- [Exercise]:
Write out the records that appear below, verbatim and complete, but without pictures.

★ ★ ★ ★ ★

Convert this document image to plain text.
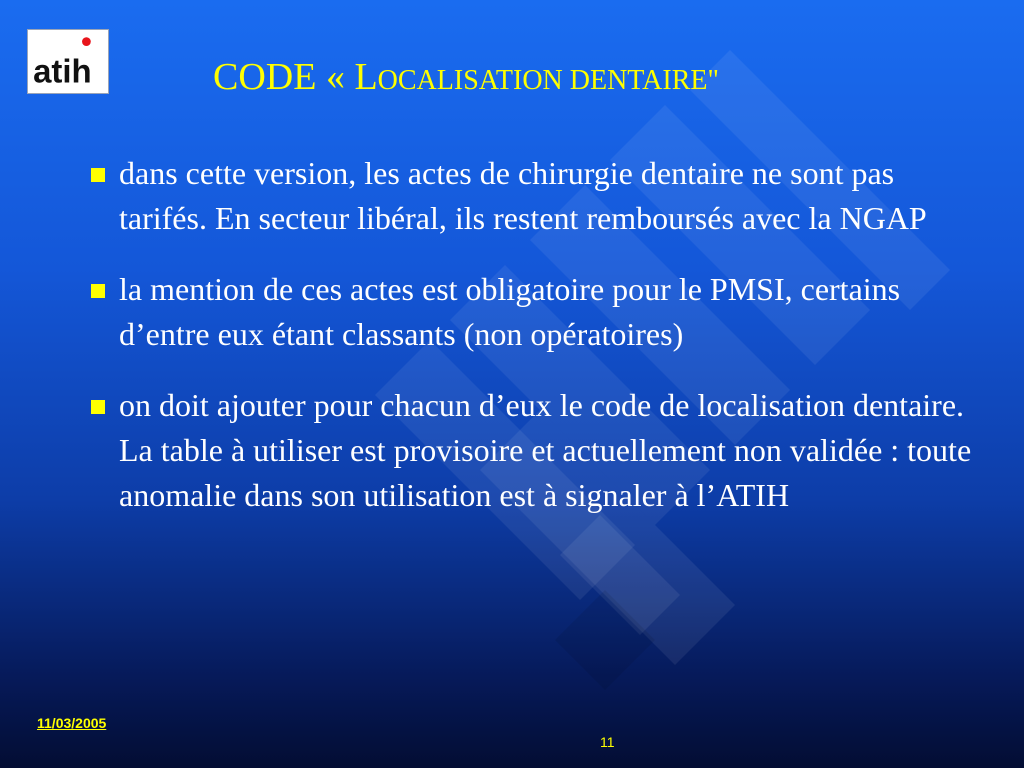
atih	CODE « LOCALISATION DENTAIRE"
dans cette version, les actes de chirurgie dentaire ne sont pas tarifés. En secteur libéral, ils restent remboursés avec la NGAP
la mention de ces actes est obligatoire pour le PMSI, certains d’entre eux étant classants (non opératoires)
on doit ajouter pour chacun d’eux le code de localisation dentaire. La table à utiliser est provisoire et actuellement non validée : toute anomalie dans son utilisation est à signaler à l’ATIH
11/03/2005
11
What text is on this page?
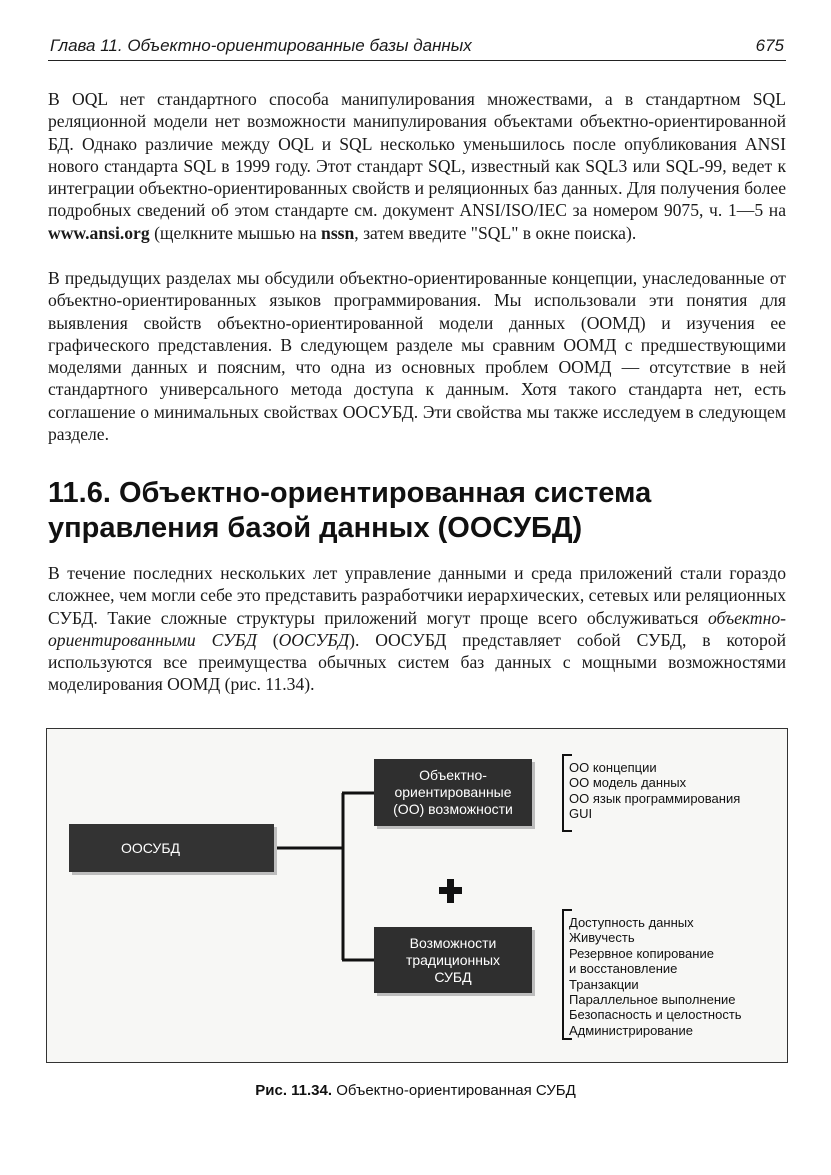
Глава 11. Объектно-ориентированные базы данных	675

В OQL нет стандартного способа манипулирования множествами, а в стандартном SQL реляционной модели нет возможности манипулирования объектами объектно-ориентированной БД. Однако различие между OQL и SQL несколько уменьшилось после опубликования ANSI нового стандарта SQL в 1999 году. Этот стандарт SQL, известный как SQL3 или SQL-99, ведет к интеграции объектно-ориентированных свойств и реляционных баз данных. Для получения более подробных сведений об этом стандарте см. документ ANSI/ISO/IEC за номером 9075, ч. 1—5 на www.ansi.org (щелкните мышью на nssn, затем введите "SQL" в окне поиска).

В предыдущих разделах мы обсудили объектно-ориентированные концепции, унаследованные от объектно-ориентированных языков программирования. Мы использовали эти понятия для выявления свойств объектно-ориентированной модели данных (ООМД) и изучения ее графического представления. В следующем разделе мы сравним ООМД с предшествующими моделями данных и поясним, что одна из основных проблем ООМД — отсутствие в ней стандартного универсального метода доступа к данным. Хотя такого стандарта нет, есть соглашение о минимальных свойствах ООСУБД. Эти свойства мы также исследуем в следующем разделе.

11.6. Объектно-ориентированная система
управления базой данных (ООСУБД)

В течение последних нескольких лет управление данными и среда приложений стали гораздо сложнее, чем могли себе это представить разработчики иерархических, сетевых или реляционных СУБД. Такие сложные структуры приложений могут проще всего обслуживаться объектно-ориентированными СУБД (ООСУБД). ООСУБД представляет собой СУБД, в которой используются все преимущества обычных систем баз данных с мощными возможностями моделирования ООМД (рис. 11.34).

ООСУБД
Объектно-
ориентированные
(ОО) возможности
Возможности
традиционных
СУБД
ОО концепции
ОО модель данных
ОО язык программирования
GUI
Доступность данных
Живучесть
Резервное копирование
и восстановление
Транзакции
Параллельное выполнение
Безопасность и целостность
Администрирование
Рис. 11.34. Объектно-ориентированная СУБД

★ ★ ★ ★ ★

- [Finished exercise]:
Convert this document image to plain text.
atih	CODE « LOCALISATION DENTAIRE"
dans cette version, les actes de chirurgie dentaire ne sont pas tarifés. En secteur libéral, ils restent remboursés avec la NGAP
la mention de ces actes est obligatoire pour le PMSI, certains d’entre eux étant classants (non opératoires)
on doit ajouter pour chacun d’eux le code de localisation dentaire. La table à utiliser est provisoire et actuellement non validée : toute anomalie dans son utilisation est à signaler à l’ATIH
11/03/2005
11
What text is on this page?
Глава 11. Объектно-ориентированные базы данных	675

В OQL нет стандартного способа манипулирования множествами, а в стандартном SQL реляционной модели нет возможности манипулирования объектами объектно-ориентированной БД. Однако различие между OQL и SQL несколько уменьшилось после опубликования ANSI нового стандарта SQL в 1999 году. Этот стандарт SQL, известный как SQL3 или SQL-99, ведет к интеграции объектно-ориентированных свойств и реляционных баз данных. Для получения более подробных сведений об этом стандарте см. документ ANSI/ISO/IEC за номером 9075, ч. 1—5 на www.ansi.org (щелкните мышью на nssn, затем введите "SQL" в окне поиска).

В предыдущих разделах мы обсудили объектно-ориентированные концепции, унаследованные от объектно-ориентированных языков программирования. Мы использовали эти понятия для выявления свойств объектно-ориентированной модели данных (ООМД) и изучения ее графического представления. В следующем разделе мы сравним ООМД с предшествующими моделями данных и поясним, что одна из основных проблем ООМД — отсутствие в ней стандартного универсального метода доступа к данным. Хотя такого стандарта нет, есть соглашение о минимальных свойствах ООСУБД. Эти свойства мы также исследуем в следующем разделе.

11.6. Объектно-ориентированная система
управления базой данных (ООСУБД)

В течение последних нескольких лет управление данными и среда приложений стали гораздо сложнее, чем могли себе это представить разработчики иерархических, сетевых или реляционных СУБД. Такие сложные структуры приложений могут проще всего обслуживаться объектно-ориентированными СУБД (ООСУБД). ООСУБД представляет собой СУБД, в которой используются все преимущества обычных систем баз данных с мощными возможностями моделирования ООМД (рис. 11.34).

ООСУБД
Объектно-
ориентированные
(ОО) возможности
Возможности
традиционных
СУБД
ОО концепции
ОО модель данных
ОО язык программирования
GUI
Доступность данных
Живучесть
Резервное копирование
и восстановление
Транзакции
Параллельное выполнение
Безопасность и целостность
Администрирование
Рис. 11.34. Объектно-ориентированная СУБД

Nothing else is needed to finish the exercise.